> [Text to read]
——————————
The Long Halloween does and doesn’t hold up today. The story itself is a good detective tale, but the exposition is heavy-handed and repetitive. I tried to imagine myself reading it monthly over the course of a year. I also tried to understand that some readers might have picked up an issue in the middle of the arc, and DC wanted these people to keep buying the issues. Reading the whole story as a collection, however, is distracting.

The art generally meshes well with the story, but I do find some things bothersome. Sometimes, Batman is drawn a little too exaggerated, too broad and muscular, and these inconsistencies take me out of the moment. I hate the way the Joker is drawn – specifically his teeth, which I couldn’t stand even on my initial read. I don’t know if Catwoman is supposed to be sexy in a noir, cheesecake way, but the T&A doesn’t fit. On my initial read, I liked how most of Batman’s famous villains had their own segment (but I didn’t like the short shrift Penguin gets).

With later readings, I find it harder to accept this as a possible “Year Two” tale.
——————————
> [Material supplied]
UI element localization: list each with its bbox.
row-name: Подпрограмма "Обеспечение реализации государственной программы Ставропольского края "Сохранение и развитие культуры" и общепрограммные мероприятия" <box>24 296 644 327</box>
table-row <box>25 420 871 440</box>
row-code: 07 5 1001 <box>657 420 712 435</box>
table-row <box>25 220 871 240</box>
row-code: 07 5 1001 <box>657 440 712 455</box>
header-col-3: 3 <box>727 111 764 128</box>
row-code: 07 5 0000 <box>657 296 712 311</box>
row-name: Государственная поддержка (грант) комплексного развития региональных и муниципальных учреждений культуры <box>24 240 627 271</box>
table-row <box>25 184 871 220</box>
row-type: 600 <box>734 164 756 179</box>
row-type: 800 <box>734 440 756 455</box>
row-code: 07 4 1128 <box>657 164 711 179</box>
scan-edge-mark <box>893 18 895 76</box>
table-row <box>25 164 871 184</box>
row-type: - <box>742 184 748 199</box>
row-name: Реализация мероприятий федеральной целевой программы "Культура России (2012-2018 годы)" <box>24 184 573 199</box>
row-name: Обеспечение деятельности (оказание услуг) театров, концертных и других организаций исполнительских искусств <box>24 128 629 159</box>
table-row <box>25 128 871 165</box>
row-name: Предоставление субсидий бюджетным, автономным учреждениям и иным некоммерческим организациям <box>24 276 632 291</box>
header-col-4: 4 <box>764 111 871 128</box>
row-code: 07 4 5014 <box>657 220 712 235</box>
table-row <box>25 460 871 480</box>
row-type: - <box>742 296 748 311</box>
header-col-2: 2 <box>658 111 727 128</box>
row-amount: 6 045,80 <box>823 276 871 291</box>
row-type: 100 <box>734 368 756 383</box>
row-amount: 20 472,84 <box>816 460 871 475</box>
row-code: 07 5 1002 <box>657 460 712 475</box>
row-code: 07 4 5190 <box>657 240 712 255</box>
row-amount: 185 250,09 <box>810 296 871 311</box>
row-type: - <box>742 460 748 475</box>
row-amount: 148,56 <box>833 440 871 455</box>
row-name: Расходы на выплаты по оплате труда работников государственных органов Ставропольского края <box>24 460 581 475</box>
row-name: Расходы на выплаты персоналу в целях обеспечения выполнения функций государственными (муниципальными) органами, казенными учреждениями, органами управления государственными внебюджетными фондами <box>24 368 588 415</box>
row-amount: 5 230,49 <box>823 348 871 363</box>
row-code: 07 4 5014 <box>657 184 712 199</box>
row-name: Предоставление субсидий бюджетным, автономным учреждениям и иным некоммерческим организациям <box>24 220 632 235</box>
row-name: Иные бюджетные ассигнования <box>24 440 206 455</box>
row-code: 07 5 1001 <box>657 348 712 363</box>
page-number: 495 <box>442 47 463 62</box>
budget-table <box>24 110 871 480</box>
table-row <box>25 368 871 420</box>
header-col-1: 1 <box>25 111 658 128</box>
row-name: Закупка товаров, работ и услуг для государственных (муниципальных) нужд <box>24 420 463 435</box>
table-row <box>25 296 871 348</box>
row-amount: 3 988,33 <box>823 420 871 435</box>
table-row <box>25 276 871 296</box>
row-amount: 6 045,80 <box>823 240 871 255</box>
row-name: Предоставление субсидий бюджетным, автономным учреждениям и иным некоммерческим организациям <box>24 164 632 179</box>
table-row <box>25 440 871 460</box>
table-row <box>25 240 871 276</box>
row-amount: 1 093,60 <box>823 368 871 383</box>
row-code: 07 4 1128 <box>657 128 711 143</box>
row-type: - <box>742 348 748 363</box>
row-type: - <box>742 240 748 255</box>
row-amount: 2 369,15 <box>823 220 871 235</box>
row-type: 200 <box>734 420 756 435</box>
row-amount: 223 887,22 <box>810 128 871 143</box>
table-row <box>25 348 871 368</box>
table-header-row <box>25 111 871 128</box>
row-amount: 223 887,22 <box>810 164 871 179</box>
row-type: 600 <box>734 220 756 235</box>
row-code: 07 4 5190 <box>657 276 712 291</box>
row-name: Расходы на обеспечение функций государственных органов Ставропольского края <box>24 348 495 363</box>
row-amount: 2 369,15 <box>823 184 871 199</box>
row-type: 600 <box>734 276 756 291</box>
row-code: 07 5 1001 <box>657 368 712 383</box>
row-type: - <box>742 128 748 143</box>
——————————
> [Task set]
A. In the review of The Long Halloween, which villain does the reviewer say gets short shrift?
B. Carry on the review of The Long Halloween from its final sentence.

> [Final results]
A. Penguin

B.
So there’s the real problem. The Long Halloween has to take place during Batman’s second year. “Year One” is already accepted as canon. Robin comes along in Batman’s third year (although the “Year Three” arc – Batman issues 436-439 – apparently isn’t canon). The Long Halloween takes a year, so logic states it should be “Year Two.”

I’m biased because I like the original “Year Two” tale (Detective Comics issues 575-578, featuring artwork by a young Todd McFarlane), but my research tells me it has been retconned out of canon! Bruce Wayne looks older than he should be at this stage of his crime-fighting career. Harvey Dent, however, is striking, quite unlike the schlubby Dent of Annual.

The Long Halloween owes a debt to Annual. The major similarity, obviously, is Dent’s assault. There are a few minor points. Batman is dressed as civilian during the trial and is depicted the same way (wool cap, glasses, beard) in both tales. Dent’s assistant, Fields, is the inside link between the DA’s office and the mob (although his first name differs in each story) and is the man who smuggles the acid that scars Dent into the courtroom.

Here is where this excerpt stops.